## WHAT IS REQUIRED
Every entry below must appear again, exactly as written.

## EXTRACTED ENTRIES
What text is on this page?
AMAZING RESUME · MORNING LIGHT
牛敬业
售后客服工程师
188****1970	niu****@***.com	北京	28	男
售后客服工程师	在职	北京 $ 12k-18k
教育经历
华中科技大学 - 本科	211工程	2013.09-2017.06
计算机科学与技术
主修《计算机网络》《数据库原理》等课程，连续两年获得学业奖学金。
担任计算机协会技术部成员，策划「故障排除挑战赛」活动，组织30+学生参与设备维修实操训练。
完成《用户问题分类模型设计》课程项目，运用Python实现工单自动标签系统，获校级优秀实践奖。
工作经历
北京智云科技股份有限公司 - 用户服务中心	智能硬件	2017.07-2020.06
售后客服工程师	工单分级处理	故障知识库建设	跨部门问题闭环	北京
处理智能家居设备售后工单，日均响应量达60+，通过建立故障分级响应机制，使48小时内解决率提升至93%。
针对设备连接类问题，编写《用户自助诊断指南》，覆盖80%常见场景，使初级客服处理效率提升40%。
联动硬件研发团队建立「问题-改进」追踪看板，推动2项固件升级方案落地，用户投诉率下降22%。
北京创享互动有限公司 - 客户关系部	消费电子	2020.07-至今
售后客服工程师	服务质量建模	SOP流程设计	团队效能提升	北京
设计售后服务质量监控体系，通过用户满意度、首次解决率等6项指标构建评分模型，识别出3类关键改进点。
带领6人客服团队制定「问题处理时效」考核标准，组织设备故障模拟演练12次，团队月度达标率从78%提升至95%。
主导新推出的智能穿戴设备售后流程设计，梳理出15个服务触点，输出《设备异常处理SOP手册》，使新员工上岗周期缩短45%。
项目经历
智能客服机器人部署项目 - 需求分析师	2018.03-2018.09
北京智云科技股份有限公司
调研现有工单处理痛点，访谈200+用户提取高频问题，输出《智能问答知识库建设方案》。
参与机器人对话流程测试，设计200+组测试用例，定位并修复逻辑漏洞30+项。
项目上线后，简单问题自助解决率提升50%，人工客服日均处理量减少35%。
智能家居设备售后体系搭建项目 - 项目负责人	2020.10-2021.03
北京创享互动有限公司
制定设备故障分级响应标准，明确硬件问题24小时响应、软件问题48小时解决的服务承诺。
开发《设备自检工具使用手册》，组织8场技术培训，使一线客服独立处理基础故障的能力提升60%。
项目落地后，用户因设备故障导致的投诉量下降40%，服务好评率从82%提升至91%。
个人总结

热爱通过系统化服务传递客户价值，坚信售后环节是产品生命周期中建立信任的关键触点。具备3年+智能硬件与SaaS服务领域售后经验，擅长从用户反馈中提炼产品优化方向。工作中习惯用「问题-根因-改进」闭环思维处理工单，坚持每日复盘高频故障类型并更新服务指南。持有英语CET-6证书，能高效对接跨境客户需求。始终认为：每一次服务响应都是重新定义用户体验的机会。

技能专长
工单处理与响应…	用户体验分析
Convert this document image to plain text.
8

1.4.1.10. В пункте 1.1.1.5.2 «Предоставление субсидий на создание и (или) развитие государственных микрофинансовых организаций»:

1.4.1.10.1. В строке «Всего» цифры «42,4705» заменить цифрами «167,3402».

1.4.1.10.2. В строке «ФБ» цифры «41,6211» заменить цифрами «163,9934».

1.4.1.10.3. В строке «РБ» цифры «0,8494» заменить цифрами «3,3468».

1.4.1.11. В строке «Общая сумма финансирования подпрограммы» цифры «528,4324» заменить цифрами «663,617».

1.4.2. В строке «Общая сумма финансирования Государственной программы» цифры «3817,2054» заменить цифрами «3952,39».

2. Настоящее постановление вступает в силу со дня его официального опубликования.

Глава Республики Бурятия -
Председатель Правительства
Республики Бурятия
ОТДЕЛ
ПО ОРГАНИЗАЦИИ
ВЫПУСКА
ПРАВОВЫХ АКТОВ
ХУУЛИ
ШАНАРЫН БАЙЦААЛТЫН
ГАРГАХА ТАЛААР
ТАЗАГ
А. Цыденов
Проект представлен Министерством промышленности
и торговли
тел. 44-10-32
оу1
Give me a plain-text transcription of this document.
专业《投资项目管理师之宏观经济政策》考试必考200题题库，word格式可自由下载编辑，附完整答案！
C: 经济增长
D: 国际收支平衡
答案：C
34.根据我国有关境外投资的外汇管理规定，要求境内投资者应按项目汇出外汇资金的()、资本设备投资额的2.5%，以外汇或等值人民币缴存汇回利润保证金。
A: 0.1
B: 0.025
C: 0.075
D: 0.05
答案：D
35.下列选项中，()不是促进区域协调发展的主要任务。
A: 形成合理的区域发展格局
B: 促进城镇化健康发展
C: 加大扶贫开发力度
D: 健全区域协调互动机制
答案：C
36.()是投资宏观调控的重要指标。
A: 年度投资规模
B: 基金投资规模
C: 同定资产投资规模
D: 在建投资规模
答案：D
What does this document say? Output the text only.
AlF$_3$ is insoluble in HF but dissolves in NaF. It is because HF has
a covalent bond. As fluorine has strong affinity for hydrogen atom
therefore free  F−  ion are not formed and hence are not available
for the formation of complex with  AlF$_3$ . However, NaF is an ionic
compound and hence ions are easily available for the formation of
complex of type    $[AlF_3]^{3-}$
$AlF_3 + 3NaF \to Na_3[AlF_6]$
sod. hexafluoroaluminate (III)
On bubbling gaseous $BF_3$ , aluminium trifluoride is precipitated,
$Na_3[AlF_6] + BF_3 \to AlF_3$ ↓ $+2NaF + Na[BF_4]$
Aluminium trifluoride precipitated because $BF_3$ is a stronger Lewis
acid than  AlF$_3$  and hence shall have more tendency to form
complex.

## ANSWER IN FULL
What text is on this page?
AMAZING RESUME · MORNING LIGHT
牛敬业
售后客服工程师
188****1970	niu****@***.com	北京	28	男
售后客服工程师	在职	北京 $ 12k-18k
教育经历
华中科技大学 - 本科	211工程	2013.09-2017.06
计算机科学与技术
主修《计算机网络》《数据库原理》等课程，连续两年获得学业奖学金。
担任计算机协会技术部成员，策划「故障排除挑战赛」活动，组织30+学生参与设备维修实操训练。
完成《用户问题分类模型设计》课程项目，运用Python实现工单自动标签系统，获校级优秀实践奖。
工作经历
北京智云科技股份有限公司 - 用户服务中心	智能硬件	2017.07-2020.06
售后客服工程师	工单分级处理	故障知识库建设	跨部门问题闭环	北京
处理智能家居设备售后工单，日均响应量达60+，通过建立故障分级响应机制，使48小时内解决率提升至93%。
针对设备连接类问题，编写《用户自助诊断指南》，覆盖80%常见场景，使初级客服处理效率提升40%。
联动硬件研发团队建立「问题-改进」追踪看板，推动2项固件升级方案落地，用户投诉率下降22%。
北京创享互动有限公司 - 客户关系部	消费电子	2020.07-至今
售后客服工程师	服务质量建模	SOP流程设计	团队效能提升	北京
设计售后服务质量监控体系，通过用户满意度、首次解决率等6项指标构建评分模型，识别出3类关键改进点。
带领6人客服团队制定「问题处理时效」考核标准，组织设备故障模拟演练12次，团队月度达标率从78%提升至95%。
主导新推出的智能穿戴设备售后流程设计，梳理出15个服务触点，输出《设备异常处理SOP手册》，使新员工上岗周期缩短45%。
项目经历
智能客服机器人部署项目 - 需求分析师	2018.03-2018.09
北京智云科技股份有限公司
调研现有工单处理痛点，访谈200+用户提取高频问题，输出《智能问答知识库建设方案》。
参与机器人对话流程测试，设计200+组测试用例，定位并修复逻辑漏洞30+项。
项目上线后，简单问题自助解决率提升50%，人工客服日均处理量减少35%。
智能家居设备售后体系搭建项目 - 项目负责人	2020.10-2021.03
北京创享互动有限公司
制定设备故障分级响应标准，明确硬件问题24小时响应、软件问题48小时解决的服务承诺。
开发《设备自检工具使用手册》，组织8场技术培训，使一线客服独立处理基础故障的能力提升60%。
项目落地后，用户因设备故障导致的投诉量下降40%，服务好评率从82%提升至91%。
个人总结

热爱通过系统化服务传递客户价值，坚信售后环节是产品生命周期中建立信任的关键触点。具备3年+智能硬件与SaaS服务领域售后经验，擅长从用户反馈中提炼产品优化方向。工作中习惯用「问题-根因-改进」闭环思维处理工单，坚持每日复盘高频故障类型并更新服务指南。持有英语CET-6证书，能高效对接跨境客户需求。始终认为：每一次服务响应都是重新定义用户体验的机会。

技能专长
工单处理与响应…	用户体验分析
Convert this document image to plain text.
8

1.4.1.10. В пункте 1.1.1.5.2 «Предоставление субсидий на создание и (или) развитие государственных микрофинансовых организаций»:

1.4.1.10.1. В строке «Всего» цифры «42,4705» заменить цифрами «167,3402».

1.4.1.10.2. В строке «ФБ» цифры «41,6211» заменить цифрами «163,9934».

1.4.1.10.3. В строке «РБ» цифры «0,8494» заменить цифрами «3,3468».

1.4.1.11. В строке «Общая сумма финансирования подпрограммы» цифры «528,4324» заменить цифрами «663,617».

1.4.2. В строке «Общая сумма финансирования Государственной программы» цифры «3817,2054» заменить цифрами «3952,39».

2. Настоящее постановление вступает в силу со дня его официального опубликования.

Глава Республики Бурятия -
Председатель Правительства
Республики Бурятия
ОТДЕЛ
ПО ОРГАНИЗАЦИИ
ВЫПУСКА
ПРАВОВЫХ АКТОВ
ХУУЛИ
ШАНАРЫН БАЙЦААЛТЫН
ГАРГАХА ТАЛААР
ТАЗАГ
А. Цыденов
Проект представлен Министерством промышленности
и торговли
тел. 44-10-32
оу1
Give me a plain-text transcription of this document.
专业《投资项目管理师之宏观经济政策》考试必考200题题库，word格式可自由下载编辑，附完整答案！
C: 经济增长
D: 国际收支平衡
答案：C
34.根据我国有关境外投资的外汇管理规定，要求境内投资者应按项目汇出外汇资金的()、资本设备投资额的2.5%，以外汇或等值人民币缴存汇回利润保证金。
A: 0.1
B: 0.025
C: 0.075
D: 0.05
答案：D
35.下列选项中，()不是促进区域协调发展的主要任务。
A: 形成合理的区域发展格局
B: 促进城镇化健康发展
C: 加大扶贫开发力度
D: 健全区域协调互动机制
答案：C
36.()是投资宏观调控的重要指标。
A: 年度投资规模
B: 基金投资规模
C: 同定资产投资规模
D: 在建投资规模
答案：D
What does this document say? Output the text only.
AlF$_3$ is insoluble in HF but dissolves in NaF. It is because HF has
a covalent bond. As fluorine has strong affinity for hydrogen atom
therefore free  F−  ion are not formed and hence are not available
for the formation of complex with  AlF$_3$ . However, NaF is an ionic
compound and hence ions are easily available for the formation of
complex of type    $[AlF_3]^{3-}$
$AlF_3 + 3NaF \to Na_3[AlF_6]$
sod. hexafluoroaluminate (III)
On bubbling gaseous $BF_3$ , aluminium trifluoride is precipitated,
$Na_3[AlF_6] + BF_3 \to AlF_3$ ↓ $+2NaF + Na[BF_4]$
Aluminium trifluoride precipitated because $BF_3$ is a stronger Lewis
acid than  AlF$_3$  and hence shall have more tendency to form
complex.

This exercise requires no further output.